## Supplied passage
## start
I am a single 29 year old female with no kids but I do have 2 cats. I suppose I am looking for feedback on the package as above plus any advice you guys can offer on the move. As expats in Dubai yourselves, what do you wish someone had told you before you arrived? Have you moved cats over there? If so, how easy is it to find accommodation with pets in tow? Seriously, any feedback or advice is much appreciated! Thanks in advance


----------



## Sparkysair (Jul 16, 2008)

Another question! Ladies, any advice what to wear for an interview in 40+ degree heat?!


----------



## alli (Mar 6, 2008)

That is a great package, 360k in AED per year, I would say go for it. 


Do NOT spend over 100k on Rent per year though otherwise you may find yourself spending it all on rent and not saving much. You can get really nice 1br apartments for anything from 80- 100k. Note that you have to pay the ENTIRE YEAR'S RENT UPFRONT. So make sure you have 100k ready to go. You can get a bank loan for this, or your Employer may give you an interest free loan for the rent amount and salary sacrifice it each month. Its worth asking.

There are cats a plenty in Dubai, I cant imagine you having too much trouble. Keep them inside though.

Wear loose trousers and a full sleeved blouse for your interview.

Good luck!


----------



## Sparkysair (Jul 16, 2008)

Hi alli, thanks very much for the reply. I think the company will pay my year's rent in advance but I will check that out with them as I definitely don't have that sort of cash to play with!


----------
## end
Transcribe the forum thread about moving to Dubai, beginning at the words "Another question! Ladies, any" and stopping after "say go for it.". These records come from a separate source.

## Material supplied
## start
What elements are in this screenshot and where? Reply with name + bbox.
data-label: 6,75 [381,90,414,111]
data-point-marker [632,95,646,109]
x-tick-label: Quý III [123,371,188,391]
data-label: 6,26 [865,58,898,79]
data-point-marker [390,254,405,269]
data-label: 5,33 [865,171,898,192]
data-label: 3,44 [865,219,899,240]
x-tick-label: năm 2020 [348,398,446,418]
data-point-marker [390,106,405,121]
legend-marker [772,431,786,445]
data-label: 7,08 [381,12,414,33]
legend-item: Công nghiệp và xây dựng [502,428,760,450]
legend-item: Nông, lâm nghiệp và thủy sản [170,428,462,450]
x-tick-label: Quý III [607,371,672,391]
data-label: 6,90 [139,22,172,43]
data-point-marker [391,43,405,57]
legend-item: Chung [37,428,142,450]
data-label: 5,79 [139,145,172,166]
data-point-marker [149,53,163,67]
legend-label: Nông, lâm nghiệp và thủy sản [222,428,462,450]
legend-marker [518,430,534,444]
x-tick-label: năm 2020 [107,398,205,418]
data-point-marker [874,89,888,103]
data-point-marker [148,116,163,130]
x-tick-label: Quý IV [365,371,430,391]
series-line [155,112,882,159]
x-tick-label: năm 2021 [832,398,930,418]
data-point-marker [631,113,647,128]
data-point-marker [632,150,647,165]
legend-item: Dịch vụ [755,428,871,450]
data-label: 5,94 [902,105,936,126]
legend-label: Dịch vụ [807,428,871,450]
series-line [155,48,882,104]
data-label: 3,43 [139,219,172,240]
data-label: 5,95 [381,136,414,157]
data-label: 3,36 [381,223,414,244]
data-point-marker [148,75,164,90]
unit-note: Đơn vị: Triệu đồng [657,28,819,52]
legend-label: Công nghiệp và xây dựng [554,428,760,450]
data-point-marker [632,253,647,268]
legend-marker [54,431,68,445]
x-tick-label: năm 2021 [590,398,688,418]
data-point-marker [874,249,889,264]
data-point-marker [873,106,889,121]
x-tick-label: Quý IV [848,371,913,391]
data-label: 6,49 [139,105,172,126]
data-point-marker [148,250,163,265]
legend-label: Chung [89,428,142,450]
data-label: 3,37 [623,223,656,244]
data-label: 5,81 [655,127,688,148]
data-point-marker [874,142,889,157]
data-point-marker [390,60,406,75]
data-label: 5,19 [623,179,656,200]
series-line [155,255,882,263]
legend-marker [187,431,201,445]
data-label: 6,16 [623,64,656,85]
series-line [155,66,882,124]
## end
## Response
Another question! Ladies, any advice what to wear for an interview in 40+ degree heat?!


----------



## alli (Mar 6, 2008)

That is a great package, 360k in AED per year, I would say go for it.